● **Material for this exercise**:

........

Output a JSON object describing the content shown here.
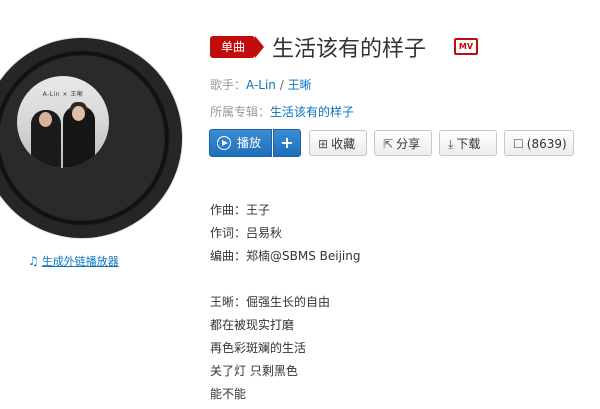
{
  "album_cover": {
    "title": "A-Lin × 王晰"
  },
  "generate_link": {
    "label": "生成外链播放器"
  },
  "song": {
    "tag": "单曲",
    "title": "生活该有的样子",
    "mv_label": "MV"
  },
  "singer": {
    "label": "歌手：",
    "artists": [
      "A-Lin",
      "王晰"
    ],
    "separator": " / "
  },
  "album": {
    "label": "所属专辑：",
    "name": "生活该有的样子"
  },
  "actions": {
    "play": "播放",
    "add": "+",
    "collect": "收藏",
    "share": "分享",
    "download": "下载",
    "comment": "(8639)"
  },
  "lyrics": [
    "作曲：王子",
    "作词：吕易秋",
    "编曲：郑楠@SBMS Beijing",
    "",
    "王晰：倔强生长的自由",
    "都在被现实打磨",
    "再色彩斑斓的生活",
    "关了灯 只剩黑色",
    "能不能"
  ],
  "colors": {
    "accent_red": "#c20c0c",
    "link_blue": "#0c73c2",
    "play_blue": "#2a7bc6"
  }
}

........

● **Problem to solve**: All records must be output exactly as they are, except for the pictures, which are left out.

● **Expected output**:
Output a JSON object describing the content shown here.
{
  "album_cover": {
    "title": "A-Lin × 王晰"
  },
  "generate_link": {
    "label": "生成外链播放器"
  },
  "song": {
    "tag": "单曲",
    "title": "生活该有的样子",
    "mv_label": "MV"
  },
  "singer": {
    "label": "歌手：",
    "artists": [
      "A-Lin",
      "王晰"
    ],
    "separator": " / "
  },
  "album": {
    "label": "所属专辑：",
    "name": "生活该有的样子"
  },
  "actions": {
    "play": "播放",
    "add": "+",
    "collect": "收藏",
    "share": "分享",
    "download": "下载",
    "comment": "(8639)"
  },
  "lyrics": [
    "作曲：王子",
    "作词：吕易秋",
    "编曲：郑楠@SBMS Beijing",
    "",
    "王晰：倔强生长的自由",
    "都在被现实打磨",
    "再色彩斑斓的生活",
    "关了灯 只剩黑色",
    "能不能"
  ],
  "colors": {
    "accent_red": "#c20c0c",
    "link_blue": "#0c73c2",
    "play_blue": "#2a7bc6"
  }
}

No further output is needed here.